▸ PROBLEM DESCRIPTION: In the listing below, count the lines with "Density" and report only the figure.

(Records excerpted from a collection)

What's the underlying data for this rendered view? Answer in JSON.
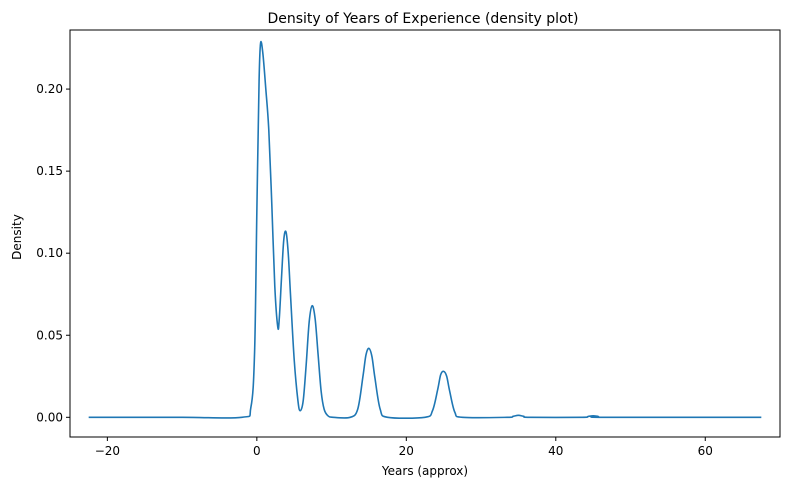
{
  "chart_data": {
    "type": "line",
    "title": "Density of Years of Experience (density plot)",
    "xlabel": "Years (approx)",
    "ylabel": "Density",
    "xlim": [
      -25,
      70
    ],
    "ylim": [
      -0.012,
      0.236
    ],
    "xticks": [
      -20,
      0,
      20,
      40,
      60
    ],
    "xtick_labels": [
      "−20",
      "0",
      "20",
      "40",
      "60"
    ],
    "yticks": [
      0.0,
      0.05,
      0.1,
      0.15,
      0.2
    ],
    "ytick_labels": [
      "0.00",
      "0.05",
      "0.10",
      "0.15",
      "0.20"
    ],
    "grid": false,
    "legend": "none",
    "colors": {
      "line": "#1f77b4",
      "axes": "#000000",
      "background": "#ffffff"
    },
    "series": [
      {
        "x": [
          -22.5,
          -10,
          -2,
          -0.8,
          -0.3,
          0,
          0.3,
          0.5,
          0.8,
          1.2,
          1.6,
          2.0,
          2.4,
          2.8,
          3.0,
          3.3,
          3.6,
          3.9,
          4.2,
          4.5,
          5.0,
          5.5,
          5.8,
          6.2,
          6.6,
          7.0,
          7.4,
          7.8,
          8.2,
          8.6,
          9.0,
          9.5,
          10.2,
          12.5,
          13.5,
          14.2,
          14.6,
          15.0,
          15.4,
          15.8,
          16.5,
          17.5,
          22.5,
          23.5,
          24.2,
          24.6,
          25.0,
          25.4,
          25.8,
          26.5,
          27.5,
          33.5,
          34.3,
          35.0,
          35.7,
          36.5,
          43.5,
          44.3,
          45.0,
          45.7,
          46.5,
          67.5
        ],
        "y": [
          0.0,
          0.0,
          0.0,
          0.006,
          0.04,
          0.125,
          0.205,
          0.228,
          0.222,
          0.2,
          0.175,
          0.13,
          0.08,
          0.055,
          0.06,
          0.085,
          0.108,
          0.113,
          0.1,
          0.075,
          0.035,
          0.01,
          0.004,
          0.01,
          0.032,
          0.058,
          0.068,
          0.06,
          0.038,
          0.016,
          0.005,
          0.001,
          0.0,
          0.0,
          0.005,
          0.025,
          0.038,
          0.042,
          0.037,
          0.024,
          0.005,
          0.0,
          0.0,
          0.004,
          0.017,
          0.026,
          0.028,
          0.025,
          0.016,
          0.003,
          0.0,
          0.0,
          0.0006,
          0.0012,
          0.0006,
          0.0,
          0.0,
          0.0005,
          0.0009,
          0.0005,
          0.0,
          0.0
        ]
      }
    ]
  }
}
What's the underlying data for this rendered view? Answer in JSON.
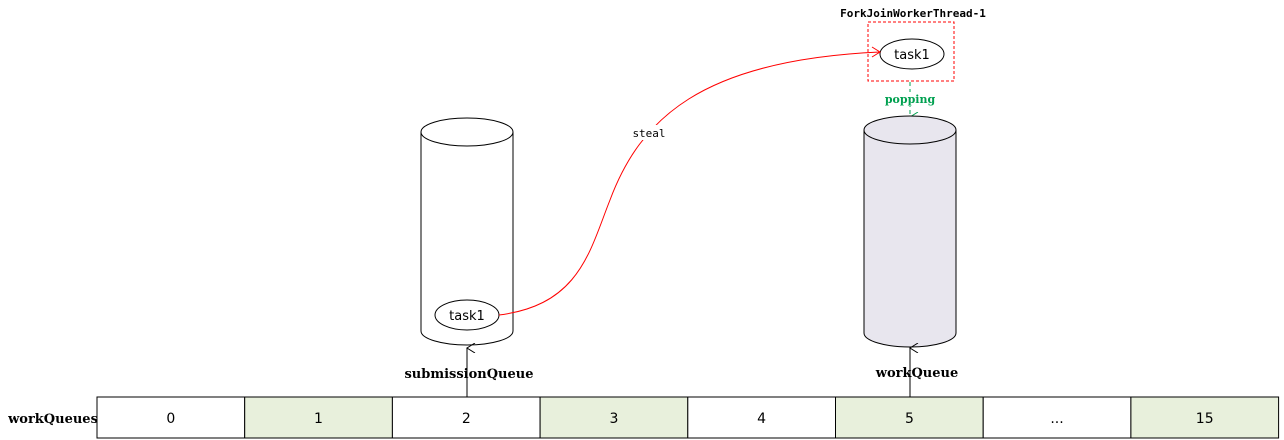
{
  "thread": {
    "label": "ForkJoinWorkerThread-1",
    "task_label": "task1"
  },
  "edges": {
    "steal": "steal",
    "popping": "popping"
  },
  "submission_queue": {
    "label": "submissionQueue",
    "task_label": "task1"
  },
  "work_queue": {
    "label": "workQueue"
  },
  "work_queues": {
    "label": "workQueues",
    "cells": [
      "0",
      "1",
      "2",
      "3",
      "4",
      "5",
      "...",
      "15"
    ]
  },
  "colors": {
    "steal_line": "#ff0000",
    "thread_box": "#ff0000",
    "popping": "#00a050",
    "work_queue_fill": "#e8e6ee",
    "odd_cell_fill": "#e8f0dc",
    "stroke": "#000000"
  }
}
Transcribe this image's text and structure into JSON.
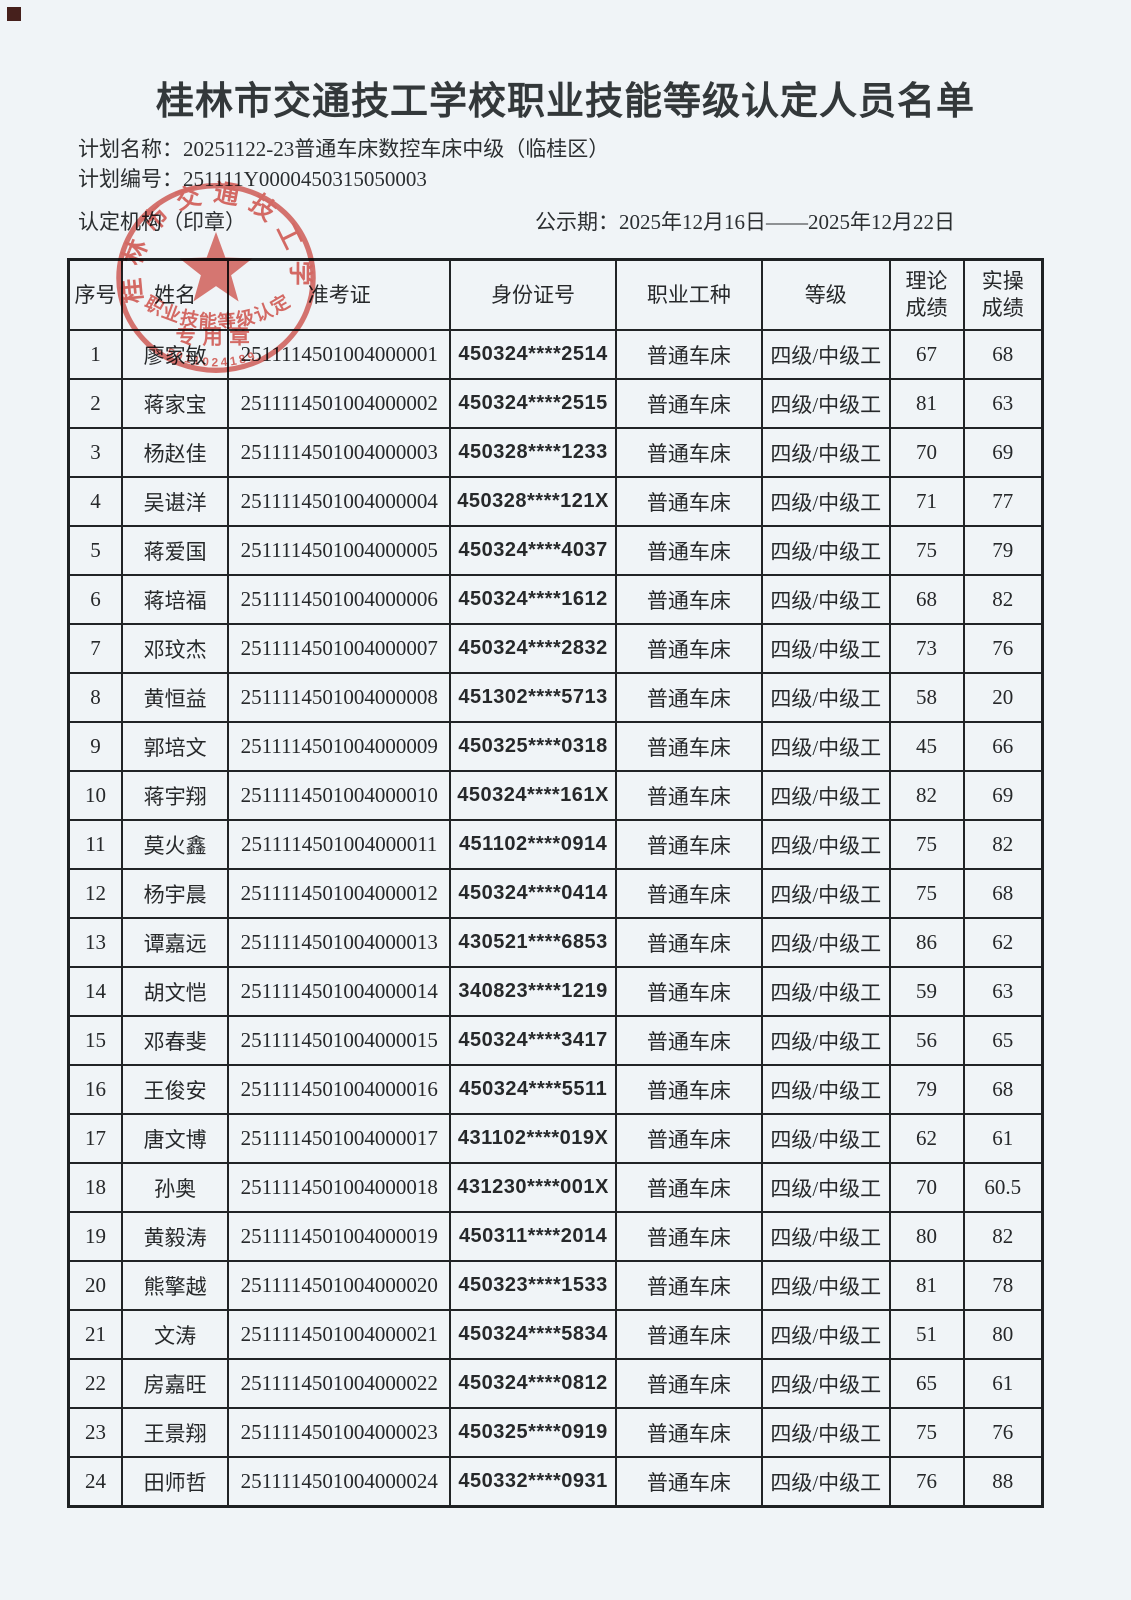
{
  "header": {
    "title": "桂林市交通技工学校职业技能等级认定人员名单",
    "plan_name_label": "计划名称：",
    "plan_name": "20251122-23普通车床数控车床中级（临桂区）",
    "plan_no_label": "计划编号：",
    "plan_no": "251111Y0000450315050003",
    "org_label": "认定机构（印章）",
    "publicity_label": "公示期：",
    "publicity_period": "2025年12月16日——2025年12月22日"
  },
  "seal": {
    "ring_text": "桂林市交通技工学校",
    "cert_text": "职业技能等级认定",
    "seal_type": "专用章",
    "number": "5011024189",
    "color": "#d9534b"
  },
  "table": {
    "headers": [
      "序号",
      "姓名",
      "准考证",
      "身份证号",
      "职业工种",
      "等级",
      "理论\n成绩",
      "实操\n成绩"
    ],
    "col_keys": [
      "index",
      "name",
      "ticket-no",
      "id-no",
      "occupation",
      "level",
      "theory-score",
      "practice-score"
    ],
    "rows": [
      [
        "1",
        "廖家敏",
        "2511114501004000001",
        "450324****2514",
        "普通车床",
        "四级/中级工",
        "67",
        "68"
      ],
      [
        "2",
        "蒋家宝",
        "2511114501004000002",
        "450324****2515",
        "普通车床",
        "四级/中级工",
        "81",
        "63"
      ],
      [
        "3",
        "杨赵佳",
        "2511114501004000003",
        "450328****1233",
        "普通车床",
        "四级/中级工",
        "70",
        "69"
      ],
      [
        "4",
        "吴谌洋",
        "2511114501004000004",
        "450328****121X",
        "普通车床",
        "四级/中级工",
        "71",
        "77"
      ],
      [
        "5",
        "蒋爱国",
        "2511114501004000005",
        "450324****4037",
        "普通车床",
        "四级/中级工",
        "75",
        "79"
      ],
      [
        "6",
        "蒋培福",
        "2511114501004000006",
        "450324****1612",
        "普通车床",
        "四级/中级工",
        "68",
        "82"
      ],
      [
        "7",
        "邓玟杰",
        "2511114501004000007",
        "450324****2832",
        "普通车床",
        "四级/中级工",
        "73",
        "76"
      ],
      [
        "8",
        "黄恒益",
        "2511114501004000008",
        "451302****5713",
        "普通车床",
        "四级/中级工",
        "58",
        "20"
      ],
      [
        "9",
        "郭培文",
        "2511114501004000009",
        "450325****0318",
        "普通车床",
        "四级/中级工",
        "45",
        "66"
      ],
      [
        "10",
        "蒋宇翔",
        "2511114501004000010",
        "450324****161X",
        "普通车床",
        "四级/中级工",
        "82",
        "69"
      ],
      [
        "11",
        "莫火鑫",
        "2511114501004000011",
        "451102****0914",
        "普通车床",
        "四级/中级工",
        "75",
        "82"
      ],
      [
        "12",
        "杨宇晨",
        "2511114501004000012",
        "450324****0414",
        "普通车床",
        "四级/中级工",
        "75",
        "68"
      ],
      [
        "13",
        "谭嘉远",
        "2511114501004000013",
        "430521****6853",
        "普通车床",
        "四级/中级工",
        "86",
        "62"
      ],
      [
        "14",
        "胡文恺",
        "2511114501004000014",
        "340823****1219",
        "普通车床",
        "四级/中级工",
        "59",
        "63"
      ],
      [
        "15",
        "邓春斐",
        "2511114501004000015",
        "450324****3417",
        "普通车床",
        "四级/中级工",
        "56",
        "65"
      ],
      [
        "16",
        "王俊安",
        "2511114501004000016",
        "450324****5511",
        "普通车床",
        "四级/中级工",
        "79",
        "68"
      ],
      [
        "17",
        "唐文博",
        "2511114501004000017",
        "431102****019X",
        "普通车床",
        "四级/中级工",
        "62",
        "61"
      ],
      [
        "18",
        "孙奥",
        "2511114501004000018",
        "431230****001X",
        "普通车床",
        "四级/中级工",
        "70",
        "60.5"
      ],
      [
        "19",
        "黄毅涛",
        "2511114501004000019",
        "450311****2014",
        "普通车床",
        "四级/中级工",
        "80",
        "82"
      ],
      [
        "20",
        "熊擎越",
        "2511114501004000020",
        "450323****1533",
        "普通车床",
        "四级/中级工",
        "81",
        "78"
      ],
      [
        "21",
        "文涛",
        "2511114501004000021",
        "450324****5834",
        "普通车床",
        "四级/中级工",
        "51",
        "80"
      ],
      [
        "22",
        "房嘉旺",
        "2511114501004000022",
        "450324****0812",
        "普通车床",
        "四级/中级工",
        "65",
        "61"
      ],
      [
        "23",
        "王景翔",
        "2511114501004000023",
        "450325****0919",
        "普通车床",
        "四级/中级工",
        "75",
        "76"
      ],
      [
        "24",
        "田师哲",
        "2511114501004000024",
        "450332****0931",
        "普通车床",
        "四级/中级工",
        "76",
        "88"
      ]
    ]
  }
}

--

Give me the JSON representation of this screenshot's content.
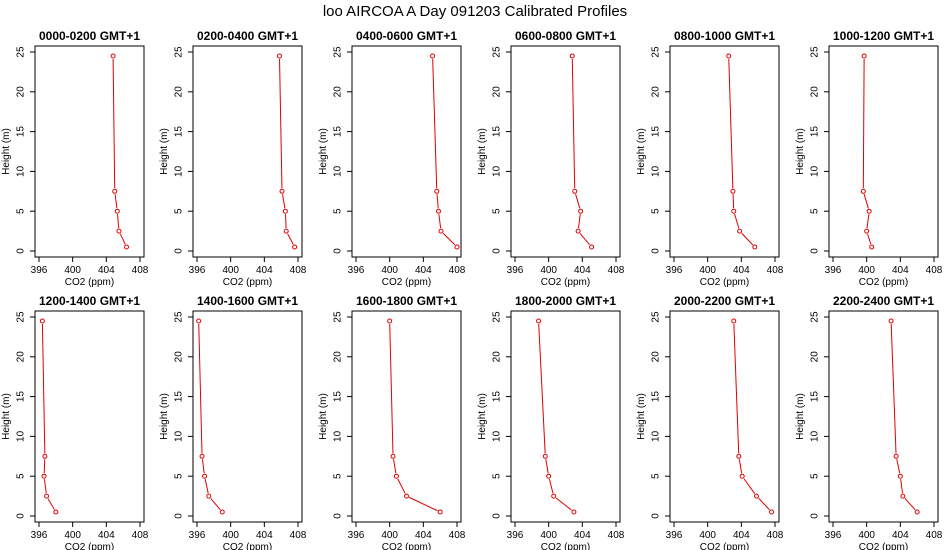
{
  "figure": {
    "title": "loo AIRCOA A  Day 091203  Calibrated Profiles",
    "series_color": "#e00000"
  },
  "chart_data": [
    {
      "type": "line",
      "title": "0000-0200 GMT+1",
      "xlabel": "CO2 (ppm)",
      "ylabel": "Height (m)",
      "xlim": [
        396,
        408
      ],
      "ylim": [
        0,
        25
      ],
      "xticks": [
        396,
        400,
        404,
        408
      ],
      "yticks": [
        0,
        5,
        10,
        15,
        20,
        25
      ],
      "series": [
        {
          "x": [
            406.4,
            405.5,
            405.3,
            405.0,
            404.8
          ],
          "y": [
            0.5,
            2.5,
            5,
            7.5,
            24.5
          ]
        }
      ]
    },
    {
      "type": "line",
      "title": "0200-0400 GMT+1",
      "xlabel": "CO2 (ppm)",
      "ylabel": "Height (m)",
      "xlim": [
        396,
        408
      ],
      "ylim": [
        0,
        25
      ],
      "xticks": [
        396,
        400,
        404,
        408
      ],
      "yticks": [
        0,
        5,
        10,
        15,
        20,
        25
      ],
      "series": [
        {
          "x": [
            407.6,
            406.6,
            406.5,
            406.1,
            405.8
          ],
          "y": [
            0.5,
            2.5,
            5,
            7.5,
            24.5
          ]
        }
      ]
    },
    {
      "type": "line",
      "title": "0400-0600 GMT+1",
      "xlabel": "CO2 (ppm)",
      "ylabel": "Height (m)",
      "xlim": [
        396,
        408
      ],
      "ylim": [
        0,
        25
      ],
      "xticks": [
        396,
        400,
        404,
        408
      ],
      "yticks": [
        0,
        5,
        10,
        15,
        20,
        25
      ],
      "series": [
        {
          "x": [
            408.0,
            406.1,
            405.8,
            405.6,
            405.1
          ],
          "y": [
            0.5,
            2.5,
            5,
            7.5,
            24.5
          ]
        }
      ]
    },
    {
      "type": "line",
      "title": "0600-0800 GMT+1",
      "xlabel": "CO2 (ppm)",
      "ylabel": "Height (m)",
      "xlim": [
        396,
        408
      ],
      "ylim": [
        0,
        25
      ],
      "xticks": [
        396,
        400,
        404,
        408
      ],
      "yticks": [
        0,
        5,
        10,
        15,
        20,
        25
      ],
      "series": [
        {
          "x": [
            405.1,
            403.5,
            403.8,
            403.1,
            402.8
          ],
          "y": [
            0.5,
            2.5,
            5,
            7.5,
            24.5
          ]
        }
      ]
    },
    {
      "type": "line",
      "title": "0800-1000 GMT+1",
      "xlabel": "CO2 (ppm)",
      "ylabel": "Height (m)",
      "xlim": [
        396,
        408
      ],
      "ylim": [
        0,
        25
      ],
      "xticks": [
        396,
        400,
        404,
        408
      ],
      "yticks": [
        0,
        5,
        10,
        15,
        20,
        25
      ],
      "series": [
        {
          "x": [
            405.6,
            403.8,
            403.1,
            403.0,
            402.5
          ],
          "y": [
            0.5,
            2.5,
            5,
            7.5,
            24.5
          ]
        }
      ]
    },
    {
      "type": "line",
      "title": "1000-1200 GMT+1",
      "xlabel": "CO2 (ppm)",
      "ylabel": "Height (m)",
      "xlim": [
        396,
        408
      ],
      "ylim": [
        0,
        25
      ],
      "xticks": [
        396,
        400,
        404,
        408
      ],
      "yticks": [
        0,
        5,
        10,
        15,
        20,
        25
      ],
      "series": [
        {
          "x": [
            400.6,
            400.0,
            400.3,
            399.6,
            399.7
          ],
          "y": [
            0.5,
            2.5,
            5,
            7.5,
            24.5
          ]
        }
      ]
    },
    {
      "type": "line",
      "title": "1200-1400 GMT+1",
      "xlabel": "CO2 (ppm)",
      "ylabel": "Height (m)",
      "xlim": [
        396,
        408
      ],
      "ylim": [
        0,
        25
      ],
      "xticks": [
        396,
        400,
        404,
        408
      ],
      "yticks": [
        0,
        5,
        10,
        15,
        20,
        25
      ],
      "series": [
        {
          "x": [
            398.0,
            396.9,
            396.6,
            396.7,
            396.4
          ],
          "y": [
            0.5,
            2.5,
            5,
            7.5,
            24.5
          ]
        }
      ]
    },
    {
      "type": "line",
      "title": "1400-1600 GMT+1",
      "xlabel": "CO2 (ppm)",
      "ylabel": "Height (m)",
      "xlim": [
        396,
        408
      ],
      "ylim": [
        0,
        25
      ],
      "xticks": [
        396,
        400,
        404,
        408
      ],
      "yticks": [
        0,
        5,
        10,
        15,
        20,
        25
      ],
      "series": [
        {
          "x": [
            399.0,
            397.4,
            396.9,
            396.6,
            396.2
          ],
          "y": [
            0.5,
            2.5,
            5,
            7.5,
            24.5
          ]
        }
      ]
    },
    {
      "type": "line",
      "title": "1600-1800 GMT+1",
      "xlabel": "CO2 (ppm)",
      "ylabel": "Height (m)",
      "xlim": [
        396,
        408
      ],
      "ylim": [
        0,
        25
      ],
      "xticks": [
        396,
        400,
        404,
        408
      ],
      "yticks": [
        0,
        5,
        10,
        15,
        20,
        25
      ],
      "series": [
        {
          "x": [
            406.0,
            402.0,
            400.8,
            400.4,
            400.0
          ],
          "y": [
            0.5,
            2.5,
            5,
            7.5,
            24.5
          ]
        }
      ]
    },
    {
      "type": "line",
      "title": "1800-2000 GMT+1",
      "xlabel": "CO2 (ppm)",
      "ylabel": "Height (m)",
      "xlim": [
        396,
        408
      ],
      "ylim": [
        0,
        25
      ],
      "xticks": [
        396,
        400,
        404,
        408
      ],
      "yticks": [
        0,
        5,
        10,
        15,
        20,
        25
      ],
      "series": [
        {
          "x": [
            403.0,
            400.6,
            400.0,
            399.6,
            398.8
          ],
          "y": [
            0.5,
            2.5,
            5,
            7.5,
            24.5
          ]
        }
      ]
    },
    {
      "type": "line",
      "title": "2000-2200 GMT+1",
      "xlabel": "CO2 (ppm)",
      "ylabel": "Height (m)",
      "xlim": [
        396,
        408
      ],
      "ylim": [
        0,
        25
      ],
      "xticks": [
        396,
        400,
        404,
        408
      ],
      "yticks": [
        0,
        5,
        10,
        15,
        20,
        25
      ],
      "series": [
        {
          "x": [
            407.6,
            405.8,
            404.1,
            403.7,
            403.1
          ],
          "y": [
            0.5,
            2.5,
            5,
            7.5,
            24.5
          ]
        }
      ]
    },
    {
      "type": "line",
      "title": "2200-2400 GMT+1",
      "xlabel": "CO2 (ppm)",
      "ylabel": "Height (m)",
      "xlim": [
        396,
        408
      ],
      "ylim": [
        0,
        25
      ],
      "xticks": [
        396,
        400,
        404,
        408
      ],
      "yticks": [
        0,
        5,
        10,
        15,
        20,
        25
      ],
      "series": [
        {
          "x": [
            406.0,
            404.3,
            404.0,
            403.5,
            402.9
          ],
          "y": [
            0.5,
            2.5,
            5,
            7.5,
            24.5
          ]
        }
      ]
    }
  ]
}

▸ WRITTEN SOLUTION: 2